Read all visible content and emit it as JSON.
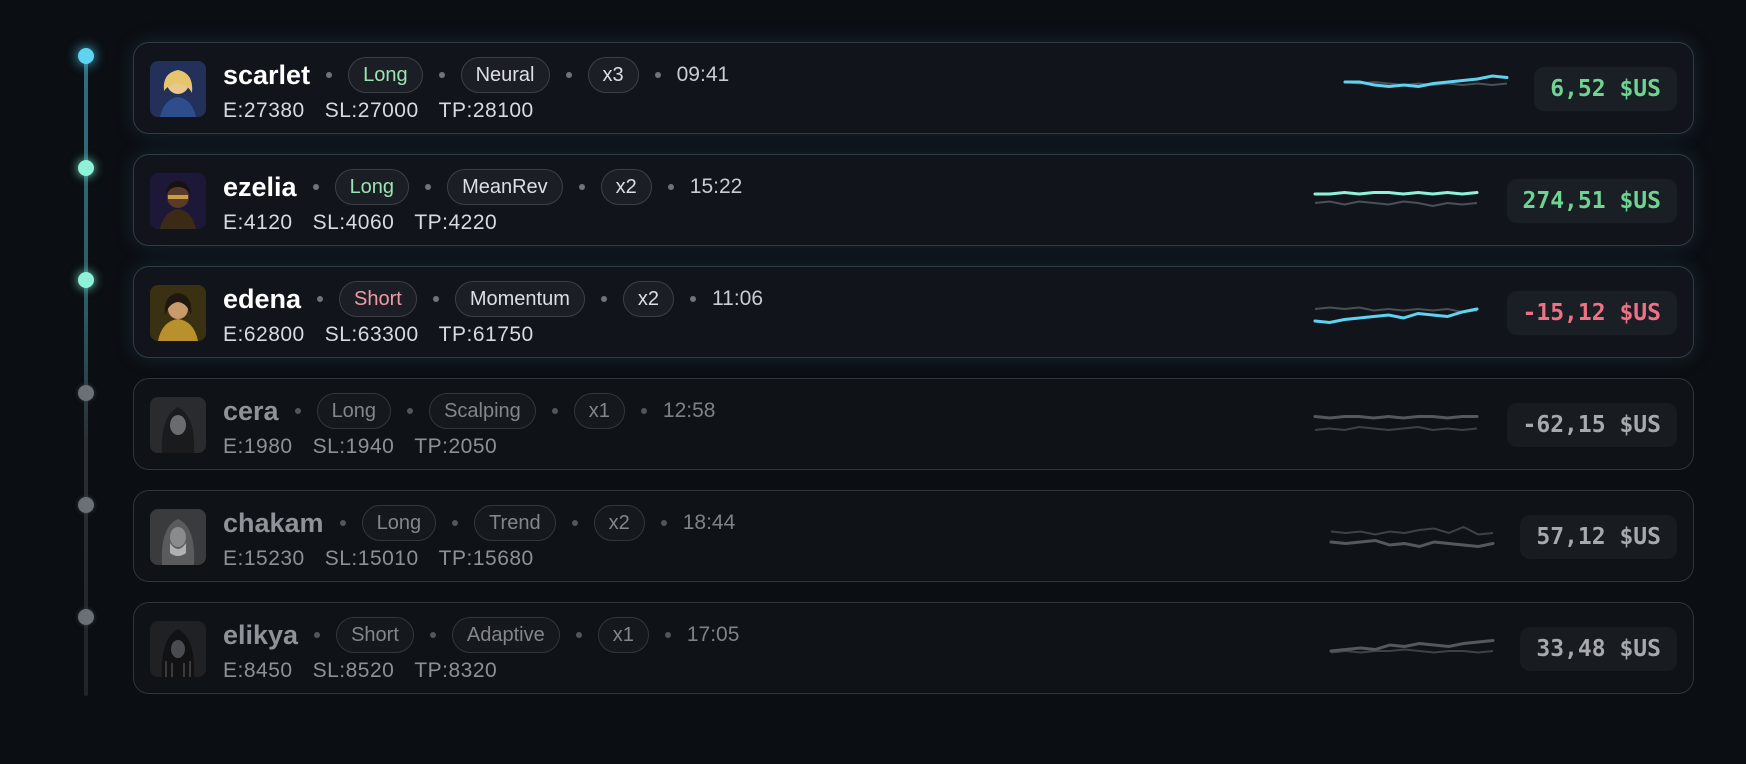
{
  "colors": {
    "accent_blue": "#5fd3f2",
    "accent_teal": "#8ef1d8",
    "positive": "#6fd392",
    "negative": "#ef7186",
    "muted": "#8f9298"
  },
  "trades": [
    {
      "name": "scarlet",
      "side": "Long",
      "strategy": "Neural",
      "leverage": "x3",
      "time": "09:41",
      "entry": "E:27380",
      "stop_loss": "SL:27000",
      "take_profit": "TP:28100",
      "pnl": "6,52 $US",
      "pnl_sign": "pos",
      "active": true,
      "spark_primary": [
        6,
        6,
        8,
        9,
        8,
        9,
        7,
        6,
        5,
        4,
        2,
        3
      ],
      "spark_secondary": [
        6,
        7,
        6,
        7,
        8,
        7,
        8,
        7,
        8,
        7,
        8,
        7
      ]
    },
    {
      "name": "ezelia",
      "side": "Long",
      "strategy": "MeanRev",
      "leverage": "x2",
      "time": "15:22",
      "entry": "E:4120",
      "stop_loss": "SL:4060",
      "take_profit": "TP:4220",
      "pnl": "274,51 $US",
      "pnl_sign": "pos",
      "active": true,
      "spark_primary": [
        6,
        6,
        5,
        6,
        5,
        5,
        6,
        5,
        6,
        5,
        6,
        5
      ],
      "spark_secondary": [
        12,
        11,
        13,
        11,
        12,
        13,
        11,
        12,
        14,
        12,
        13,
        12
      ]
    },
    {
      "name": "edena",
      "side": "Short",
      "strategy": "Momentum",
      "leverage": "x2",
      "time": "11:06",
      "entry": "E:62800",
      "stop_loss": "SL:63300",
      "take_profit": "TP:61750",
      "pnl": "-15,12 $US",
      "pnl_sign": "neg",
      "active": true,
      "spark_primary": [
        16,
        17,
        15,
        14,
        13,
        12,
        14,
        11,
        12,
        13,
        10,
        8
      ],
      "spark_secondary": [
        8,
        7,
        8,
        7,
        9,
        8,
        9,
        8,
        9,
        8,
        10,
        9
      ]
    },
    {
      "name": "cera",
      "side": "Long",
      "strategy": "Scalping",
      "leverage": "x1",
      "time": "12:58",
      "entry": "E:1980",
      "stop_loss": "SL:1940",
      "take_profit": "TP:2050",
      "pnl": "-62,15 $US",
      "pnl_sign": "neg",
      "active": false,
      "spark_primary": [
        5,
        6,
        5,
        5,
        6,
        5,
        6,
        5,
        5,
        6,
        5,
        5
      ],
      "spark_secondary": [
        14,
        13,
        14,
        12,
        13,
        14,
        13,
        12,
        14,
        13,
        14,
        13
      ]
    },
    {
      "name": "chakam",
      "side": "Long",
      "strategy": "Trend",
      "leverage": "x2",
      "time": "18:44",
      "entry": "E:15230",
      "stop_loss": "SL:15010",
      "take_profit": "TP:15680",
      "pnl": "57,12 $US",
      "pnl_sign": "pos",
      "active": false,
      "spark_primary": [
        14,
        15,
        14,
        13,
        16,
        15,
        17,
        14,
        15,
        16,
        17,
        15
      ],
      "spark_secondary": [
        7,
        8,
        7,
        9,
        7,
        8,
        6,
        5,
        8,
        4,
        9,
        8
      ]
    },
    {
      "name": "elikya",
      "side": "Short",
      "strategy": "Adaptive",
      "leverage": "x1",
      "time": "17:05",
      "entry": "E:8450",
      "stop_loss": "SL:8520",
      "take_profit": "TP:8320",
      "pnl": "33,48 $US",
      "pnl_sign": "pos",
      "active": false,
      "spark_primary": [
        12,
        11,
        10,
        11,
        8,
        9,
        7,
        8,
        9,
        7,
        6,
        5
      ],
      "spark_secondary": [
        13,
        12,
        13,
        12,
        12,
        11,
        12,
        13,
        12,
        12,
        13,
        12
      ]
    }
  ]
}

· · · ·

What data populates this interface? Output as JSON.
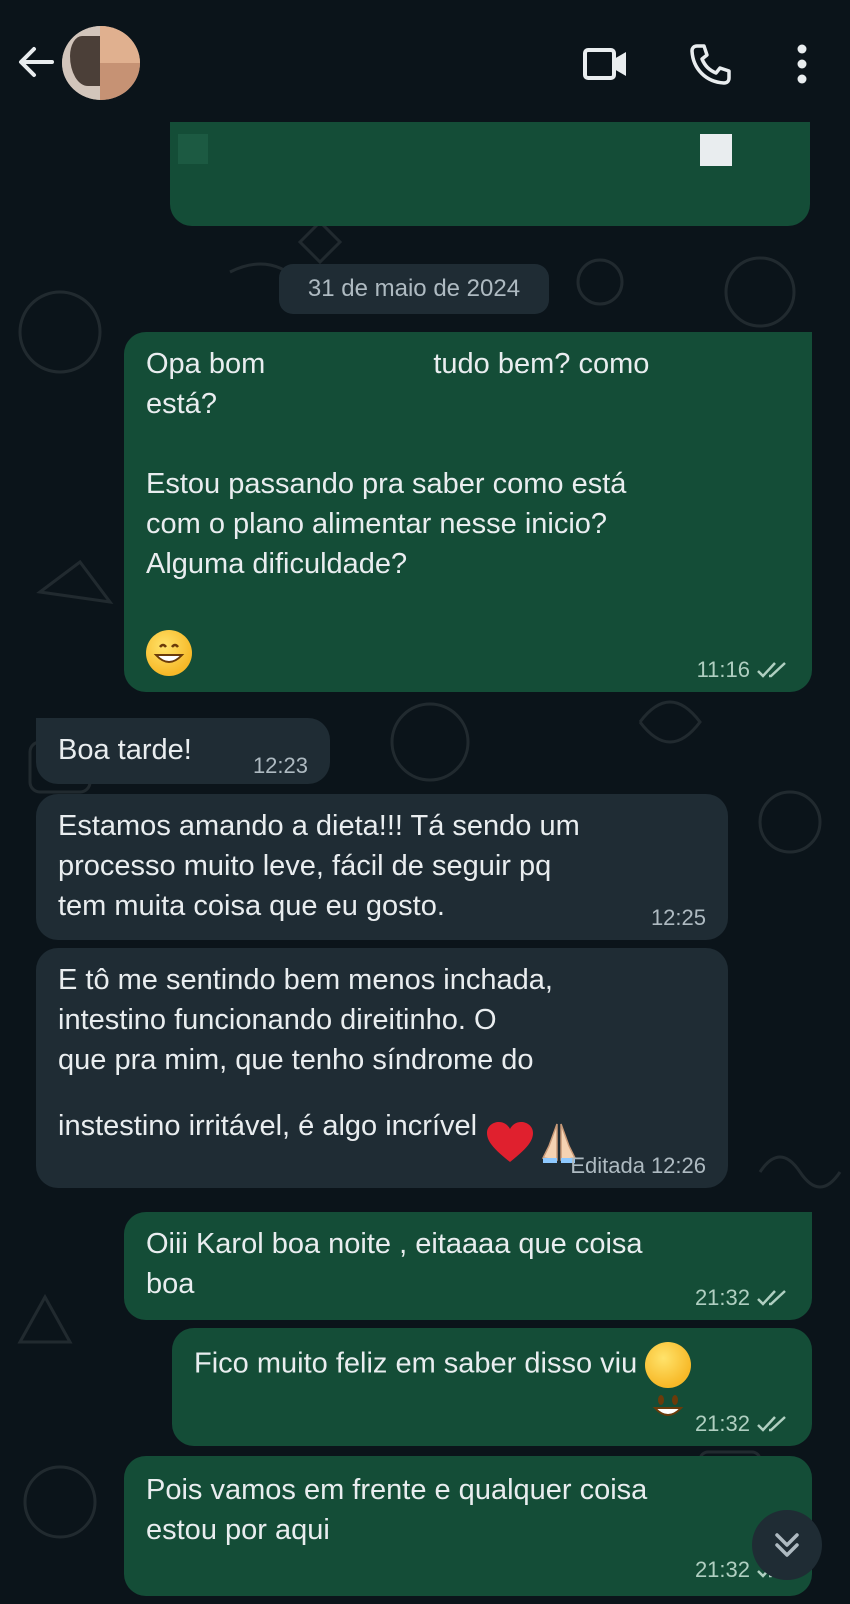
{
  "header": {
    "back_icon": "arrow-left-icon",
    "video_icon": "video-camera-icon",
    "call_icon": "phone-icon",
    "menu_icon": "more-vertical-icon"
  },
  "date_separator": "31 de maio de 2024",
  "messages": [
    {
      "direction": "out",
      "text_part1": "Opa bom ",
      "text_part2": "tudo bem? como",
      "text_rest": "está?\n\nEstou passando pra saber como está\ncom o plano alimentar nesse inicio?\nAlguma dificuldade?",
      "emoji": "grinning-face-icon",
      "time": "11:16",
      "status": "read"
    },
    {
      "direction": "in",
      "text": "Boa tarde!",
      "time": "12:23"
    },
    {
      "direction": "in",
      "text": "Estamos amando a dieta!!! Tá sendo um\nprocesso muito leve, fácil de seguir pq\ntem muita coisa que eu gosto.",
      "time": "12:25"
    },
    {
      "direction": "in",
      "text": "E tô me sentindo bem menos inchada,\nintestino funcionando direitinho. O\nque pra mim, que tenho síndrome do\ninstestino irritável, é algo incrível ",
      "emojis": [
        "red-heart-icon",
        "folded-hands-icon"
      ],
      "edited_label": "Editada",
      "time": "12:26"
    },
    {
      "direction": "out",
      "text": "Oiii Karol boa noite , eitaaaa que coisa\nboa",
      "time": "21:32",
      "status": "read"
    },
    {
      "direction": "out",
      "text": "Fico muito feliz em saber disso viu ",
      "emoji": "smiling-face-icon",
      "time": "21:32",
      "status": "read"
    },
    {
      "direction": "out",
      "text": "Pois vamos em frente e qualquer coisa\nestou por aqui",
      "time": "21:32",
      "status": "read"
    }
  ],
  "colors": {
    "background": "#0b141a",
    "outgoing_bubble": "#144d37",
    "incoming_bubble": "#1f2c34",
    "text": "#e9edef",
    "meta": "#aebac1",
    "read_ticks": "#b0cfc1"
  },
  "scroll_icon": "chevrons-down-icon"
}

· · · ·

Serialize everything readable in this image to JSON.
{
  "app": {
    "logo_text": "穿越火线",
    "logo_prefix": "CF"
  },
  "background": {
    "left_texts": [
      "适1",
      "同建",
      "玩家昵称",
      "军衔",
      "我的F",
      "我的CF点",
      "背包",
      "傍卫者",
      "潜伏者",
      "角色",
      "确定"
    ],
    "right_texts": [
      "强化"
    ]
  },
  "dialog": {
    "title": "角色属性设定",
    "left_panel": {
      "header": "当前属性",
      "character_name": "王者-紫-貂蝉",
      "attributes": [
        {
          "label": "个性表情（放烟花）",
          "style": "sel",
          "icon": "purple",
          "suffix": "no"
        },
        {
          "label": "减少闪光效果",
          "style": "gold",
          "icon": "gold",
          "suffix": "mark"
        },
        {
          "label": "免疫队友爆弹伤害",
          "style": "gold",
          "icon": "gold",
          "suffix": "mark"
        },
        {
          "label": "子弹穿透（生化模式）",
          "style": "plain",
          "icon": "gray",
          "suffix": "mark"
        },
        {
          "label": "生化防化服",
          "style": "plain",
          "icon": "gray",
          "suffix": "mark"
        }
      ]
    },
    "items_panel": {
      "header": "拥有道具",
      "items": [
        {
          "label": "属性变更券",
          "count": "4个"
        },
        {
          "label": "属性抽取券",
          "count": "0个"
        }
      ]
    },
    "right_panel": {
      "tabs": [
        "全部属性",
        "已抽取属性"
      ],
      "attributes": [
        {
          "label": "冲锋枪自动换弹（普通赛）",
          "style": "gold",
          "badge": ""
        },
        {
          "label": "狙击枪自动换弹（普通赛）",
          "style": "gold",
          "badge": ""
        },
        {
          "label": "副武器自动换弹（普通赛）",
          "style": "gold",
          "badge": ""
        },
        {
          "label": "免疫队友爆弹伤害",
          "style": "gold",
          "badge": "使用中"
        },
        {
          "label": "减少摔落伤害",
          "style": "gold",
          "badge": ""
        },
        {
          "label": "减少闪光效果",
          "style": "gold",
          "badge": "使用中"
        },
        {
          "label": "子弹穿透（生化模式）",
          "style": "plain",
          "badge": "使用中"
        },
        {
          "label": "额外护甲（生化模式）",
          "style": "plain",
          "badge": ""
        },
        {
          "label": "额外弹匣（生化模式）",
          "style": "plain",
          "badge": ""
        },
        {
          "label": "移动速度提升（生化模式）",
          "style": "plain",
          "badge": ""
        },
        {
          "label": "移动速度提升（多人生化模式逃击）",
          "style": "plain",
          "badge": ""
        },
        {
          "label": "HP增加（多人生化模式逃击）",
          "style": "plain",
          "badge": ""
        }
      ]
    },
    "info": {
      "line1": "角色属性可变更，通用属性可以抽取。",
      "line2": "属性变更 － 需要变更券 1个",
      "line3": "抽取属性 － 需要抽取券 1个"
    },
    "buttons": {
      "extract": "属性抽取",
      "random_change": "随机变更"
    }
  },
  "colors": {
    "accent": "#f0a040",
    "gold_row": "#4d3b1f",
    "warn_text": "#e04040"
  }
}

· · · ·

_Your goal_: Gather and copy every line of the data in which the string "muito" is found.

_Exercise output_:
      "text": "Estamos amando a dieta!!! Tá sendo um\nprocesso muito leve, fácil de seguir pq\ntem muita coisa que eu gosto.",
      "text": "Fico muito feliz em saber disso viu ",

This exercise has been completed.